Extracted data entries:
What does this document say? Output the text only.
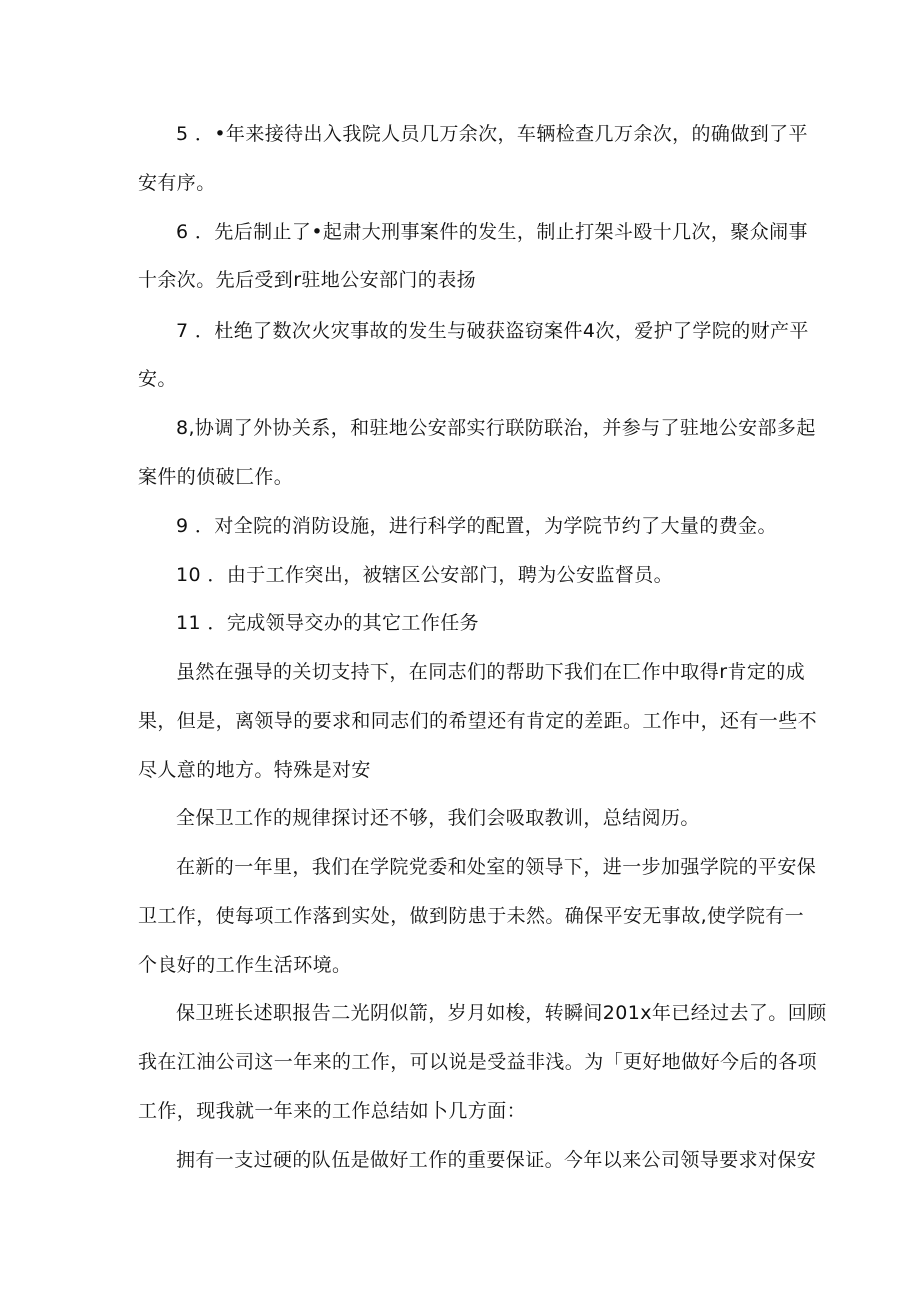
5 ．•年来接待出入我院人员几万余次，车辆检查几万余次，的确做到了平
安有序。
6 ．先后制止了•起肃大刑事案件的发生，制止打架斗殴十几次，聚众闹事
十余次。先后受到r驻地公安部门的表扬
7 ．杜绝了数次火灾事故的发生与破获盗窃案件4次，爱护了学院的财产平
安。
8,协调了外协关系，和驻地公安部实行联防联治，并参与了驻地公安部多起
案件的侦破匚作。
9 ．对全院的消防设施，进行科学的配置，为学院节约了大量的费金。
10 ．由于工作突出，被辖区公安部门，聘为公安监督员。
11 ．完成领导交办的其它工作任务
虽然在强导的关切支持下，在同志们的帮助下我们在匸作中取得r肯定的成
果，但是，离领导的要求和同志们的希望还有肯定的差距。工作中，还有一些不
尽人意的地方。特殊是对安
全保卫工作的规律探讨还不够，我们会吸取教训，总结阅历。
在新的一年里，我们在学院党委和处室的领导下，进一步加强学院的平安保
卫工作，使每项工作落到实处，做到防患于未然。确保平安无事故,使学院有一
个良好的工作生活环境。
保卫班长述职报告二光阴似箭，岁月如梭，转瞬间201x年已经过去了。回顾
我在江油公司这一年来的工作，可以说是受益非浅。为「更好地做好今后的各项
工作，现我就一年来的工作总结如卜几方面：
拥有一支过硬的队伍是做好工作的重要保证。今年以来公司领导要求对保安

# Written problem:
Pictures in the records above are left out; print everything else exactly as written.

# Final result:
What does this document say? Output the text only.
5 ．•年来接待出入我院人员几万余次，车辆检查几万余次，的确做到了平
安有序。
6 ．先后制止了•起肃大刑事案件的发生，制止打架斗殴十几次，聚众闹事
十余次。先后受到r驻地公安部门的表扬
7 ．杜绝了数次火灾事故的发生与破获盗窃案件4次，爱护了学院的财产平
安。
8,协调了外协关系，和驻地公安部实行联防联治，并参与了驻地公安部多起
案件的侦破匚作。
9 ．对全院的消防设施，进行科学的配置，为学院节约了大量的费金。
10 ．由于工作突出，被辖区公安部门，聘为公安监督员。
11 ．完成领导交办的其它工作任务
虽然在强导的关切支持下，在同志们的帮助下我们在匸作中取得r肯定的成
果，但是，离领导的要求和同志们的希望还有肯定的差距。工作中，还有一些不
尽人意的地方。特殊是对安
全保卫工作的规律探讨还不够，我们会吸取教训，总结阅历。
在新的一年里，我们在学院党委和处室的领导下，进一步加强学院的平安保
卫工作，使每项工作落到实处，做到防患于未然。确保平安无事故,使学院有一
个良好的工作生活环境。
保卫班长述职报告二光阴似箭，岁月如梭，转瞬间201x年已经过去了。回顾
我在江油公司这一年来的工作，可以说是受益非浅。为「更好地做好今后的各项
工作，现我就一年来的工作总结如卜几方面：
拥有一支过硬的队伍是做好工作的重要保证。今年以来公司领导要求对保安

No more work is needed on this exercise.